• [SET PROBLEM] Go through the listing and write out all of it exactly.

• [DATA SUPPLIED]
◆ ◆ ◆ ◆

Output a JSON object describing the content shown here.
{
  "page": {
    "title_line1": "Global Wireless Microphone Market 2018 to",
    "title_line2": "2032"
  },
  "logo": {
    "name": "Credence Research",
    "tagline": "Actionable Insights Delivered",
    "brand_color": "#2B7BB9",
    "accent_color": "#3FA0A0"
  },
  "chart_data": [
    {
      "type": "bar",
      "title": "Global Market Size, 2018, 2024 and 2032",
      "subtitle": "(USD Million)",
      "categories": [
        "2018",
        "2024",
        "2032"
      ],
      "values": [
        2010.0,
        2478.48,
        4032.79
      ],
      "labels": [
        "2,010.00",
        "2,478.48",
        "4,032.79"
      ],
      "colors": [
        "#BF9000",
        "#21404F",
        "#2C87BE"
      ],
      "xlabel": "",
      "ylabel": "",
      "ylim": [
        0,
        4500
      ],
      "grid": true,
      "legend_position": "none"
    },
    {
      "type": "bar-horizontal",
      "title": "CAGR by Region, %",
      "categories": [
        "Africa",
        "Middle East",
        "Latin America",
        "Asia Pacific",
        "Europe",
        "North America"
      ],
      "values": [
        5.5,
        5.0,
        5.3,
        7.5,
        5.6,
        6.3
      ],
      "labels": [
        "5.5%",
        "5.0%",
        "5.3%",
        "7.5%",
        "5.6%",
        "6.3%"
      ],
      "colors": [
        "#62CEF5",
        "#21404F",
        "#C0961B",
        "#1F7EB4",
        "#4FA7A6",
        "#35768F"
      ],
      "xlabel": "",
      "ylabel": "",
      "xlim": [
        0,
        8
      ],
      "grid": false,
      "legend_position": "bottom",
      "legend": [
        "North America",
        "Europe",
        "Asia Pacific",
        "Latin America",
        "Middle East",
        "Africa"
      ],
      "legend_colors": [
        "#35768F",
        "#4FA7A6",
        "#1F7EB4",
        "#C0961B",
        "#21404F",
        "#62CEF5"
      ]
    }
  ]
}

◆ ◆ ◆ ◆

• [SOLUTION]
Output a JSON object describing the content shown here.
{
  "page": {
    "title_line1": "Global Wireless Microphone Market 2018 to",
    "title_line2": "2032"
  },
  "logo": {
    "name": "Credence Research",
    "tagline": "Actionable Insights Delivered",
    "brand_color": "#2B7BB9",
    "accent_color": "#3FA0A0"
  },
  "chart_data": [
    {
      "type": "bar",
      "title": "Global Market Size, 2018, 2024 and 2032",
      "subtitle": "(USD Million)",
      "categories": [
        "2018",
        "2024",
        "2032"
      ],
      "values": [
        2010.0,
        2478.48,
        4032.79
      ],
      "labels": [
        "2,010.00",
        "2,478.48",
        "4,032.79"
      ],
      "colors": [
        "#BF9000",
        "#21404F",
        "#2C87BE"
      ],
      "xlabel": "",
      "ylabel": "",
      "ylim": [
        0,
        4500
      ],
      "grid": true,
      "legend_position": "none"
    },
    {
      "type": "bar-horizontal",
      "title": "CAGR by Region, %",
      "categories": [
        "Africa",
        "Middle East",
        "Latin America",
        "Asia Pacific",
        "Europe",
        "North America"
      ],
      "values": [
        5.5,
        5.0,
        5.3,
        7.5,
        5.6,
        6.3
      ],
      "labels": [
        "5.5%",
        "5.0%",
        "5.3%",
        "7.5%",
        "5.6%",
        "6.3%"
      ],
      "colors": [
        "#62CEF5",
        "#21404F",
        "#C0961B",
        "#1F7EB4",
        "#4FA7A6",
        "#35768F"
      ],
      "xlabel": "",
      "ylabel": "",
      "xlim": [
        0,
        8
      ],
      "grid": false,
      "legend_position": "bottom",
      "legend": [
        "North America",
        "Europe",
        "Asia Pacific",
        "Latin America",
        "Middle East",
        "Africa"
      ],
      "legend_colors": [
        "#35768F",
        "#4FA7A6",
        "#1F7EB4",
        "#C0961B",
        "#21404F",
        "#62CEF5"
      ]
    }
  ]
}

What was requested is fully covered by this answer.